EXERCISE GOAL: Below are records. Copy every line with "feel" in it.

RECORDS TO USE:
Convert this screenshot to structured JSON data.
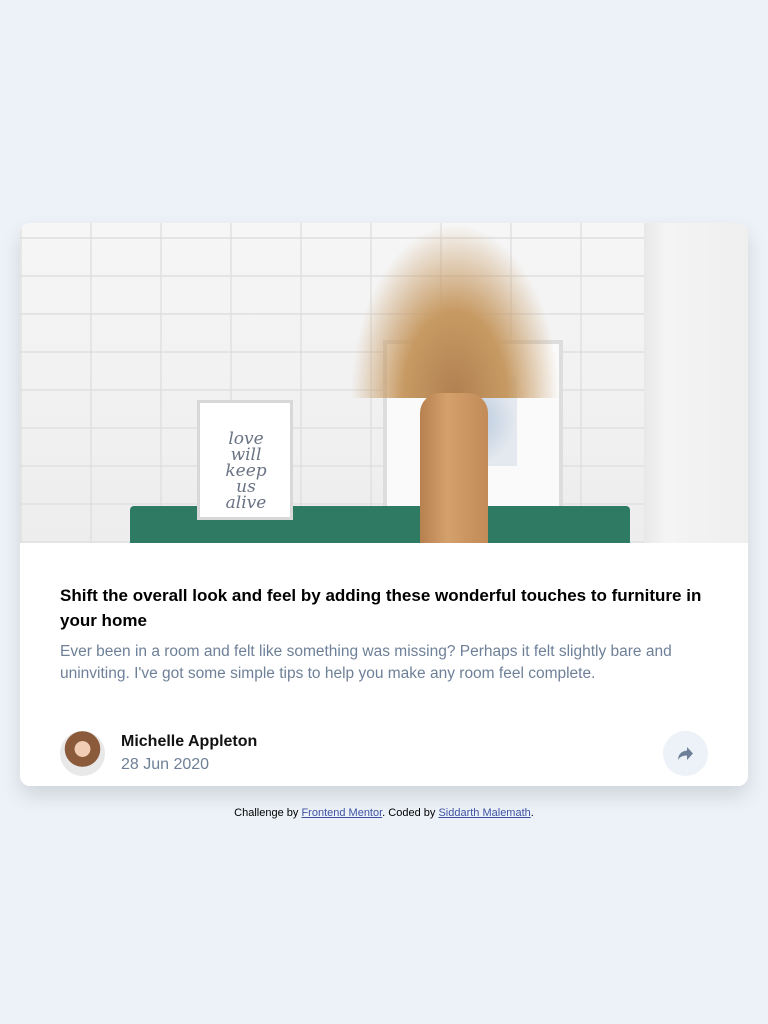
{
  "card": {
    "image_alt": "Drawers with a vase and picture frames",
    "frame_text": "love will keep us alive",
    "title": "Shift the overall look and feel by adding these wonderful touches to furniture in your home",
    "description": "Ever been in a room and felt like something was missing? Perhaps it felt slightly bare and uninviting. I've got some simple tips to help you make any room feel complete.",
    "author": {
      "name": "Michelle Appleton",
      "date": "28 Jun 2020"
    },
    "share_icon": "share-icon"
  },
  "footer": {
    "prefix": "Challenge by ",
    "link1": "Frontend Mentor",
    "middle": ". Coded by ",
    "link2": "Siddarth Malemath",
    "suffix": "."
  },
  "colors": {
    "background": "#ecf2f8",
    "muted_text": "#6e8098",
    "link": "#3e52a3"
  }
}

THE OUTPUT:
    "title": "Shift the overall look and feel by adding these wonderful touches to furniture in your home",
    "description": "Ever been in a room and felt like something was missing? Perhaps it felt slightly bare and uninviting. I've got some simple tips to help you make any room feel complete.",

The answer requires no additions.